Goal: Repeat what the lines below say, word for word, and skip every image.

+---+

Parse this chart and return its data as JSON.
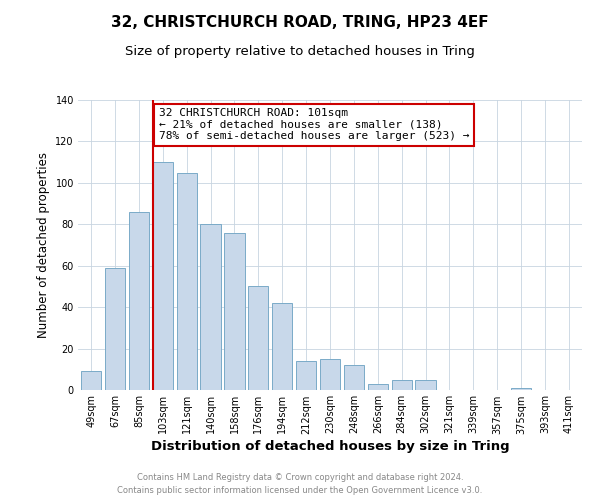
{
  "title": "32, CHRISTCHURCH ROAD, TRING, HP23 4EF",
  "subtitle": "Size of property relative to detached houses in Tring",
  "xlabel": "Distribution of detached houses by size in Tring",
  "ylabel": "Number of detached properties",
  "categories": [
    "49sqm",
    "67sqm",
    "85sqm",
    "103sqm",
    "121sqm",
    "140sqm",
    "158sqm",
    "176sqm",
    "194sqm",
    "212sqm",
    "230sqm",
    "248sqm",
    "266sqm",
    "284sqm",
    "302sqm",
    "321sqm",
    "339sqm",
    "357sqm",
    "375sqm",
    "393sqm",
    "411sqm"
  ],
  "values": [
    9,
    59,
    86,
    110,
    105,
    80,
    76,
    50,
    42,
    14,
    15,
    12,
    3,
    5,
    5,
    0,
    0,
    0,
    1,
    0,
    0
  ],
  "bar_color": "#c8d8ea",
  "bar_edgecolor": "#7aaac8",
  "vline_x_index": 3,
  "vline_color": "#cc0000",
  "annotation_line1": "32 CHRISTCHURCH ROAD: 101sqm",
  "annotation_line2": "← 21% of detached houses are smaller (138)",
  "annotation_line3": "78% of semi-detached houses are larger (523) →",
  "annotation_box_edgecolor": "#cc0000",
  "ylim": [
    0,
    140
  ],
  "yticks": [
    0,
    20,
    40,
    60,
    80,
    100,
    120,
    140
  ],
  "footer_text": "Contains HM Land Registry data © Crown copyright and database right 2024.\nContains public sector information licensed under the Open Government Licence v3.0.",
  "title_fontsize": 11,
  "subtitle_fontsize": 9.5,
  "xlabel_fontsize": 9.5,
  "ylabel_fontsize": 8.5,
  "tick_fontsize": 7,
  "annotation_fontsize": 8,
  "footer_fontsize": 6
}
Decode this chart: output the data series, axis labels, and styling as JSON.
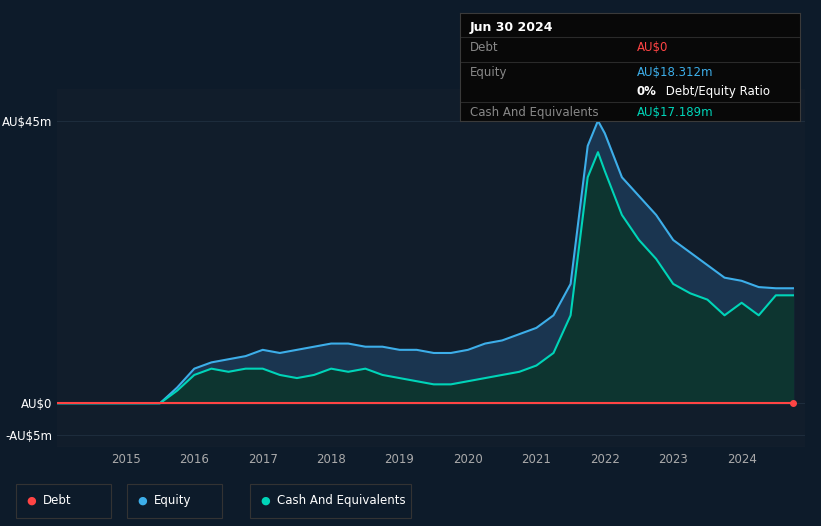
{
  "bg_color": "#0d1b2a",
  "plot_bg_color": "#111d2b",
  "ylim": [
    -7,
    50
  ],
  "y_ticks": [
    45,
    0,
    -5
  ],
  "y_tick_labels": [
    "AU$45m",
    "AU$0",
    "-AU$5m"
  ],
  "x_ticks": [
    2015,
    2016,
    2017,
    2018,
    2019,
    2020,
    2021,
    2022,
    2023,
    2024
  ],
  "xlim": [
    2014.0,
    2024.92
  ],
  "debt_color": "#ff4444",
  "equity_color": "#3daee9",
  "equity_fill_color": "#1a3550",
  "cash_color": "#00d4b8",
  "cash_fill_color": "#0d3530",
  "grid_color": "#1e2d3d",
  "years": [
    2014.0,
    2014.5,
    2015.0,
    2015.5,
    2015.75,
    2016.0,
    2016.25,
    2016.5,
    2016.75,
    2017.0,
    2017.25,
    2017.5,
    2017.75,
    2018.0,
    2018.25,
    2018.5,
    2018.75,
    2019.0,
    2019.25,
    2019.5,
    2019.75,
    2020.0,
    2020.25,
    2020.5,
    2020.75,
    2021.0,
    2021.25,
    2021.5,
    2021.75,
    2021.9,
    2022.0,
    2022.25,
    2022.5,
    2022.75,
    2023.0,
    2023.25,
    2023.5,
    2023.75,
    2024.0,
    2024.25,
    2024.5,
    2024.75
  ],
  "equity": [
    0,
    0,
    0,
    0,
    2.5,
    5.5,
    6.5,
    7.0,
    7.5,
    8.5,
    8.0,
    8.5,
    9.0,
    9.5,
    9.5,
    9.0,
    9.0,
    8.5,
    8.5,
    8.0,
    8.0,
    8.5,
    9.5,
    10.0,
    11.0,
    12.0,
    14.0,
    19.0,
    41.0,
    45.0,
    43.0,
    36.0,
    33.0,
    30.0,
    26.0,
    24.0,
    22.0,
    20.0,
    19.5,
    18.5,
    18.312,
    18.312
  ],
  "cash": [
    0,
    0,
    0,
    0,
    2.0,
    4.5,
    5.5,
    5.0,
    5.5,
    5.5,
    4.5,
    4.0,
    4.5,
    5.5,
    5.0,
    5.5,
    4.5,
    4.0,
    3.5,
    3.0,
    3.0,
    3.5,
    4.0,
    4.5,
    5.0,
    6.0,
    8.0,
    14.0,
    36.0,
    40.0,
    37.0,
    30.0,
    26.0,
    23.0,
    19.0,
    17.5,
    16.5,
    14.0,
    16.0,
    14.0,
    17.189,
    17.189
  ],
  "debt": [
    0,
    0,
    0,
    0,
    0,
    0,
    0,
    0,
    0,
    0,
    0,
    0,
    0,
    0,
    0,
    0,
    0,
    0,
    0,
    0,
    0,
    0,
    0,
    0,
    0,
    0,
    0,
    0,
    0,
    0,
    0,
    0,
    0,
    0,
    0,
    0,
    0,
    0,
    0,
    0,
    0,
    0
  ],
  "info_box_title": "Jun 30 2024",
  "info_debt_label": "Debt",
  "info_debt_value": "AU$0",
  "info_debt_color": "#ff4444",
  "info_equity_label": "Equity",
  "info_equity_value": "AU$18.312m",
  "info_equity_color": "#3daee9",
  "info_sub_bold": "0%",
  "info_sub_rest": " Debt/Equity Ratio",
  "info_cash_label": "Cash And Equivalents",
  "info_cash_value": "AU$17.189m",
  "info_cash_color": "#00d4b8",
  "legend_items": [
    {
      "label": "Debt",
      "color": "#ff4444"
    },
    {
      "label": "Equity",
      "color": "#3daee9"
    },
    {
      "label": "Cash And Equivalents",
      "color": "#00d4b8"
    }
  ]
}
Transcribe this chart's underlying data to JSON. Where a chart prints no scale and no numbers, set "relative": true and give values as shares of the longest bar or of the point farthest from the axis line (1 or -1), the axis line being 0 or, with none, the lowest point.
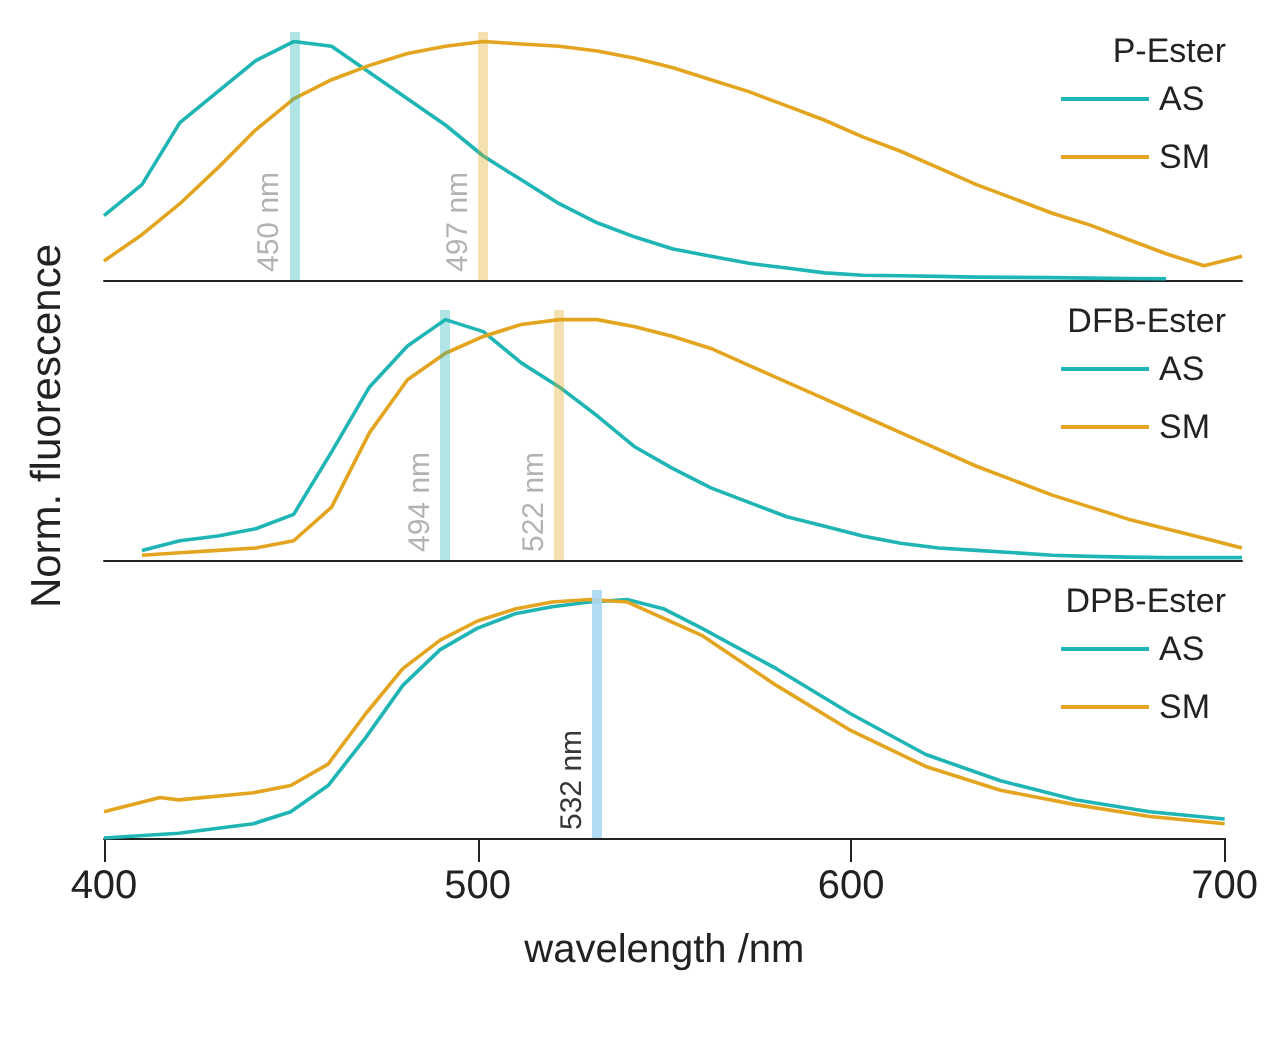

+---+

Full response:
Parse this chart and return its data as JSON.
{
  "title": "32, CHRISTCHURCH ROAD, TRING, HP23 4EF",
  "subtitle": "Size of property relative to detached houses in Tring",
  "xlabel": "Distribution of detached houses by size in Tring",
  "ylabel": "Number of detached properties",
  "categories": [
    "49sqm",
    "67sqm",
    "85sqm",
    "103sqm",
    "121sqm",
    "140sqm",
    "158sqm",
    "176sqm",
    "194sqm",
    "212sqm",
    "230sqm",
    "248sqm",
    "266sqm",
    "284sqm",
    "302sqm",
    "321sqm",
    "339sqm",
    "357sqm",
    "375sqm",
    "393sqm",
    "411sqm"
  ],
  "values": [
    9,
    59,
    86,
    110,
    105,
    80,
    76,
    50,
    42,
    14,
    15,
    12,
    3,
    5,
    5,
    0,
    0,
    0,
    1,
    0,
    0
  ],
  "bar_color": "#c8d8ea",
  "bar_edgecolor": "#7aaac8",
  "vline_x_index": 3,
  "vline_color": "#cc0000",
  "annotation_line1": "32 CHRISTCHURCH ROAD: 101sqm",
  "annotation_line2": "← 21% of detached houses are smaller (138)",
  "annotation_line3": "78% of semi-detached houses are larger (523) →",
  "annotation_box_edgecolor": "#cc0000",
  "ylim": [
    0,
    140
  ],
  "yticks": [
    0,
    20,
    40,
    60,
    80,
    100,
    120,
    140
  ],
  "footer_text": "Contains HM Land Registry data © Crown copyright and database right 2024.\nContains public sector information licensed under the Open Government Licence v3.0.",
  "title_fontsize": 11,
  "subtitle_fontsize": 9.5,
  "xlabel_fontsize": 9.5,
  "ylabel_fontsize": 8.5,
  "tick_fontsize": 7,
  "annotation_fontsize": 8,
  "footer_fontsize": 6
}
Decode this chart: output the data series, axis labels, and styling as JSON.
{
  "bg_color": "#0d1b2a",
  "plot_bg_color": "#111d2b",
  "ylim": [
    -7,
    50
  ],
  "y_ticks": [
    45,
    0,
    -5
  ],
  "y_tick_labels": [
    "AU$45m",
    "AU$0",
    "-AU$5m"
  ],
  "x_ticks": [
    2015,
    2016,
    2017,
    2018,
    2019,
    2020,
    2021,
    2022,
    2023,
    2024
  ],
  "xlim": [
    2014.0,
    2024.92
  ],
  "debt_color": "#ff4444",
  "equity_color": "#3daee9",
  "equity_fill_color": "#1a3550",
  "cash_color": "#00d4b8",
  "cash_fill_color": "#0d3530",
  "grid_color": "#1e2d3d",
  "years": [
    2014.0,
    2014.5,
    2015.0,
    2015.5,
    2015.75,
    2016.0,
    2016.25,
    2016.5,
    2016.75,
    2017.0,
    2017.25,
    2017.5,
    2017.75,
    2018.0,
    2018.25,
    2018.5,
    2018.75,
    2019.0,
    2019.25,
    2019.5,
    2019.75,
    2020.0,
    2020.25,
    2020.5,
    2020.75,
    2021.0,
    2021.25,
    2021.5,
    2021.75,
    2021.9,
    2022.0,
    2022.25,
    2022.5,
    2022.75,
    2023.0,
    2023.25,
    2023.5,
    2023.75,
    2024.0,
    2024.25,
    2024.5,
    2024.75
  ],
  "equity": [
    0,
    0,
    0,
    0,
    2.5,
    5.5,
    6.5,
    7.0,
    7.5,
    8.5,
    8.0,
    8.5,
    9.0,
    9.5,
    9.5,
    9.0,
    9.0,
    8.5,
    8.5,
    8.0,
    8.0,
    8.5,
    9.5,
    10.0,
    11.0,
    12.0,
    14.0,
    19.0,
    41.0,
    45.0,
    43.0,
    36.0,
    33.0,
    30.0,
    26.0,
    24.0,
    22.0,
    20.0,
    19.5,
    18.5,
    18.312,
    18.312
  ],
  "cash": [
    0,
    0,
    0,
    0,
    2.0,
    4.5,
    5.5,
    5.0,
    5.5,
    5.5,
    4.5,
    4.0,
    4.5,
    5.5,
    5.0,
    5.5,
    4.5,
    4.0,
    3.5,
    3.0,
    3.0,
    3.5,
    4.0,
    4.5,
    5.0,
    6.0,
    8.0,
    14.0,
    36.0,
    40.0,
    37.0,
    30.0,
    26.0,
    23.0,
    19.0,
    17.5,
    16.5,
    14.0,
    16.0,
    14.0,
    17.189,
    17.189
  ],
  "debt": [
    0,
    0,
    0,
    0,
    0,
    0,
    0,
    0,
    0,
    0,
    0,
    0,
    0,
    0,
    0,
    0,
    0,
    0,
    0,
    0,
    0,
    0,
    0,
    0,
    0,
    0,
    0,
    0,
    0,
    0,
    0,
    0,
    0,
    0,
    0,
    0,
    0,
    0,
    0,
    0,
    0,
    0
  ],
  "info_box_title": "Jun 30 2024",
  "info_debt_label": "Debt",
  "info_debt_value": "AU$0",
  "info_debt_color": "#ff4444",
  "info_equity_label": "Equity",
  "info_equity_value": "AU$18.312m",
  "info_equity_color": "#3daee9",
  "info_sub_bold": "0%",
  "info_sub_rest": " Debt/Equity Ratio",
  "info_cash_label": "Cash And Equivalents",
  "info_cash_value": "AU$17.189m",
  "info_cash_color": "#00d4b8",
  "legend_items": [
    {
      "label": "Debt",
      "color": "#ff4444"
    },
    {
      "label": "Equity",
      "color": "#3daee9"
    },
    {
      "label": "Cash And Equivalents",
      "color": "#00d4b8"
    }
  ]
}
Transcribe this chart's underlying data to JSON. Where a chart prints no scale and no numbers, set "relative": true and give values as shares of the longest bar or of the point farthest from the axis line (1 or -1), the axis line being 0 or, with none, the lowest point.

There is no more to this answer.